##### Data lines

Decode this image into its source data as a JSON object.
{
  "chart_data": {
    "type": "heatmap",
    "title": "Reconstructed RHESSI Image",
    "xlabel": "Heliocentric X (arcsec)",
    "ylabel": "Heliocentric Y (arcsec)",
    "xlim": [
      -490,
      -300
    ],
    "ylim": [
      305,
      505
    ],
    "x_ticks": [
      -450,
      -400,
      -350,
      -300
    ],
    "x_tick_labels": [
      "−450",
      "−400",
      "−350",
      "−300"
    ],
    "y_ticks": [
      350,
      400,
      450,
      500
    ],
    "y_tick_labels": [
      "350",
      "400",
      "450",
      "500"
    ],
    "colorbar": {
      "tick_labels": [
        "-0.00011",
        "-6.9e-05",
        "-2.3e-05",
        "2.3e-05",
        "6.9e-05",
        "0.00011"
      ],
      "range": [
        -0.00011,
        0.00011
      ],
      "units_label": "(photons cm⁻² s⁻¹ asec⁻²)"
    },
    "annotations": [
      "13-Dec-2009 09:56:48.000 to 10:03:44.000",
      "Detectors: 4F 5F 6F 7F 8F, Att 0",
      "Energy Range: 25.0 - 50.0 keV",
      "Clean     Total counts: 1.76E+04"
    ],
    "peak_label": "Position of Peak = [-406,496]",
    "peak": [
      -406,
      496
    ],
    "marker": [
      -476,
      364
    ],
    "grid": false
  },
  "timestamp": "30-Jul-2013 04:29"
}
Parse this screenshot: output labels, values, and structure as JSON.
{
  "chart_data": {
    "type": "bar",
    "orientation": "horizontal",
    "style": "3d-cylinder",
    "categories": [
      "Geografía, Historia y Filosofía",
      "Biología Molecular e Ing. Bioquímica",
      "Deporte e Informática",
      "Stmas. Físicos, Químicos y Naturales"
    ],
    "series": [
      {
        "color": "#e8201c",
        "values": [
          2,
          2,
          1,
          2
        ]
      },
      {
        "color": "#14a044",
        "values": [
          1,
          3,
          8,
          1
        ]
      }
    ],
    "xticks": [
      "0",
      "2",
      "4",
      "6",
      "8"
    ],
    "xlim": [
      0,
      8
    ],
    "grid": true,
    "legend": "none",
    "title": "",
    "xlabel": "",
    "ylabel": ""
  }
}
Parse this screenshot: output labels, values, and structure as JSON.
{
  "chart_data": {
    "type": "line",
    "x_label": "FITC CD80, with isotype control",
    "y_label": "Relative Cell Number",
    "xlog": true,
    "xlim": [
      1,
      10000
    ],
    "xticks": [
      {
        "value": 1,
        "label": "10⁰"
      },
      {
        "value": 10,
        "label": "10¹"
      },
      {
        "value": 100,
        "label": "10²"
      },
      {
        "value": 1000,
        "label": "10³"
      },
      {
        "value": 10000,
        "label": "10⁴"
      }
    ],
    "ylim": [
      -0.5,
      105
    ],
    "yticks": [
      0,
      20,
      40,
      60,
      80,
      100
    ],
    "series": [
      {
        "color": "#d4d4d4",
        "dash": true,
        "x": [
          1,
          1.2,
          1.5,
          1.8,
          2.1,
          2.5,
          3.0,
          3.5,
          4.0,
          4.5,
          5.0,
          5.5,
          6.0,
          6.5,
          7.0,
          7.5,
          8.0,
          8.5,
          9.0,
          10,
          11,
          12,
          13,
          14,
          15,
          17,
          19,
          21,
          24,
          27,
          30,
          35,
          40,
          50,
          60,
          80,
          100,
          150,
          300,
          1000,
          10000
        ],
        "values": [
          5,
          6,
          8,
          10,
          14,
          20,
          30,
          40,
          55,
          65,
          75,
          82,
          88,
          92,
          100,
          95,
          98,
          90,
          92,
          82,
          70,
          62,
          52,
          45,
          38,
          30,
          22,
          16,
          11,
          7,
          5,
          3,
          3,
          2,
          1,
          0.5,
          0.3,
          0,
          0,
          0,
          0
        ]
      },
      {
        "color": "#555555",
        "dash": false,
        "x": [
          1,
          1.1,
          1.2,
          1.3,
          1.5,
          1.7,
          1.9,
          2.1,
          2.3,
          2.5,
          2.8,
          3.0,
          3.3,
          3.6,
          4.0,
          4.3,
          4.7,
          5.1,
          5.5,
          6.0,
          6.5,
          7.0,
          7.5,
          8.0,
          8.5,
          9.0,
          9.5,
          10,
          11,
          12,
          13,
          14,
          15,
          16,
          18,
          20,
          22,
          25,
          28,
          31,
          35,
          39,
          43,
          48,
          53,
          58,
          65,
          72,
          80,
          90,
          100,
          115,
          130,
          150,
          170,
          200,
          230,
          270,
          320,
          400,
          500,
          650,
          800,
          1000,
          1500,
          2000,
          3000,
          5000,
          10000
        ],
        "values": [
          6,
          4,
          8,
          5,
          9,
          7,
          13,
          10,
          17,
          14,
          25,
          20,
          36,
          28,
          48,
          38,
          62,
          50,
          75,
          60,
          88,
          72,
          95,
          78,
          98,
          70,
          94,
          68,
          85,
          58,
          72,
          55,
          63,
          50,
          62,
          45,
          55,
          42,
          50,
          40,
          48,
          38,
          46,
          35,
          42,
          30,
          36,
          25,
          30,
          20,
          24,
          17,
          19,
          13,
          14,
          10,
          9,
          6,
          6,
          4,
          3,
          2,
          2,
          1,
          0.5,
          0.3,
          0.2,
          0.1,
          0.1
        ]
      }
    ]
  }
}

##########

§ **Stated goal**
Repeat every entry exactly as written above.

§ **Solved exercise**
Decode this image into its source data as a JSON object.
{
  "chart_data": {
    "type": "heatmap",
    "title": "Reconstructed RHESSI Image",
    "xlabel": "Heliocentric X (arcsec)",
    "ylabel": "Heliocentric Y (arcsec)",
    "xlim": [
      -490,
      -300
    ],
    "ylim": [
      305,
      505
    ],
    "x_ticks": [
      -450,
      -400,
      -350,
      -300
    ],
    "x_tick_labels": [
      "−450",
      "−400",
      "−350",
      "−300"
    ],
    "y_ticks": [
      350,
      400,
      450,
      500
    ],
    "y_tick_labels": [
      "350",
      "400",
      "450",
      "500"
    ],
    "colorbar": {
      "tick_labels": [
        "-0.00011",
        "-6.9e-05",
        "-2.3e-05",
        "2.3e-05",
        "6.9e-05",
        "0.00011"
      ],
      "range": [
        -0.00011,
        0.00011
      ],
      "units_label": "(photons cm⁻² s⁻¹ asec⁻²)"
    },
    "annotations": [
      "13-Dec-2009 09:56:48.000 to 10:03:44.000",
      "Detectors: 4F 5F 6F 7F 8F, Att 0",
      "Energy Range: 25.0 - 50.0 keV",
      "Clean     Total counts: 1.76E+04"
    ],
    "peak_label": "Position of Peak = [-406,496]",
    "peak": [
      -406,
      496
    ],
    "marker": [
      -476,
      364
    ],
    "grid": false
  },
  "timestamp": "30-Jul-2013 04:29"
}
Parse this screenshot: output labels, values, and structure as JSON.
{
  "chart_data": {
    "type": "bar",
    "orientation": "horizontal",
    "style": "3d-cylinder",
    "categories": [
      "Geografía, Historia y Filosofía",
      "Biología Molecular e Ing. Bioquímica",
      "Deporte e Informática",
      "Stmas. Físicos, Químicos y Naturales"
    ],
    "series": [
      {
        "color": "#e8201c",
        "values": [
          2,
          2,
          1,
          2
        ]
      },
      {
        "color": "#14a044",
        "values": [
          1,
          3,
          8,
          1
        ]
      }
    ],
    "xticks": [
      "0",
      "2",
      "4",
      "6",
      "8"
    ],
    "xlim": [
      0,
      8
    ],
    "grid": true,
    "legend": "none",
    "title": "",
    "xlabel": "",
    "ylabel": ""
  }
}
Parse this screenshot: output labels, values, and structure as JSON.
{
  "chart_data": {
    "type": "line",
    "x_label": "FITC CD80, with isotype control",
    "y_label": "Relative Cell Number",
    "xlog": true,
    "xlim": [
      1,
      10000
    ],
    "xticks": [
      {
        "value": 1,
        "label": "10⁰"
      },
      {
        "value": 10,
        "label": "10¹"
      },
      {
        "value": 100,
        "label": "10²"
      },
      {
        "value": 1000,
        "label": "10³"
      },
      {
        "value": 10000,
        "label": "10⁴"
      }
    ],
    "ylim": [
      -0.5,
      105
    ],
    "yticks": [
      0,
      20,
      40,
      60,
      80,
      100
    ],
    "series": [
      {
        "color": "#d4d4d4",
        "dash": true,
        "x": [
          1,
          1.2,
          1.5,
          1.8,
          2.1,
          2.5,
          3.0,
          3.5,
          4.0,
          4.5,
          5.0,
          5.5,
          6.0,
          6.5,
          7.0,
          7.5,
          8.0,
          8.5,
          9.0,
          10,
          11,
          12,
          13,
          14,
          15,
          17,
          19,
          21,
          24,
          27,
          30,
          35,
          40,
          50,
          60,
          80,
          100,
          150,
          300,
          1000,
          10000
        ],
        "values": [
          5,
          6,
          8,
          10,
          14,
          20,
          30,
          40,
          55,
          65,
          75,
          82,
          88,
          92,
          100,
          95,
          98,
          90,
          92,
          82,
          70,
          62,
          52,
          45,
          38,
          30,
          22,
          16,
          11,
          7,
          5,
          3,
          3,
          2,
          1,
          0.5,
          0.3,
          0,
          0,
          0,
          0
        ]
      },
      {
        "color": "#555555",
        "dash": false,
        "x": [
          1,
          1.1,
          1.2,
          1.3,
          1.5,
          1.7,
          1.9,
          2.1,
          2.3,
          2.5,
          2.8,
          3.0,
          3.3,
          3.6,
          4.0,
          4.3,
          4.7,
          5.1,
          5.5,
          6.0,
          6.5,
          7.0,
          7.5,
          8.0,
          8.5,
          9.0,
          9.5,
          10,
          11,
          12,
          13,
          14,
          15,
          16,
          18,
          20,
          22,
          25,
          28,
          31,
          35,
          39,
          43,
          48,
          53,
          58,
          65,
          72,
          80,
          90,
          100,
          115,
          130,
          150,
          170,
          200,
          230,
          270,
          320,
          400,
          500,
          650,
          800,
          1000,
          1500,
          2000,
          3000,
          5000,
          10000
        ],
        "values": [
          6,
          4,
          8,
          5,
          9,
          7,
          13,
          10,
          17,
          14,
          25,
          20,
          36,
          28,
          48,
          38,
          62,
          50,
          75,
          60,
          88,
          72,
          95,
          78,
          98,
          70,
          94,
          68,
          85,
          58,
          72,
          55,
          63,
          50,
          62,
          45,
          55,
          42,
          50,
          40,
          48,
          38,
          46,
          35,
          42,
          30,
          36,
          25,
          30,
          20,
          24,
          17,
          19,
          13,
          14,
          10,
          9,
          6,
          6,
          4,
          3,
          2,
          2,
          1,
          0.5,
          0.3,
          0.2,
          0.1,
          0.1
        ]
      }
    ]
  }
}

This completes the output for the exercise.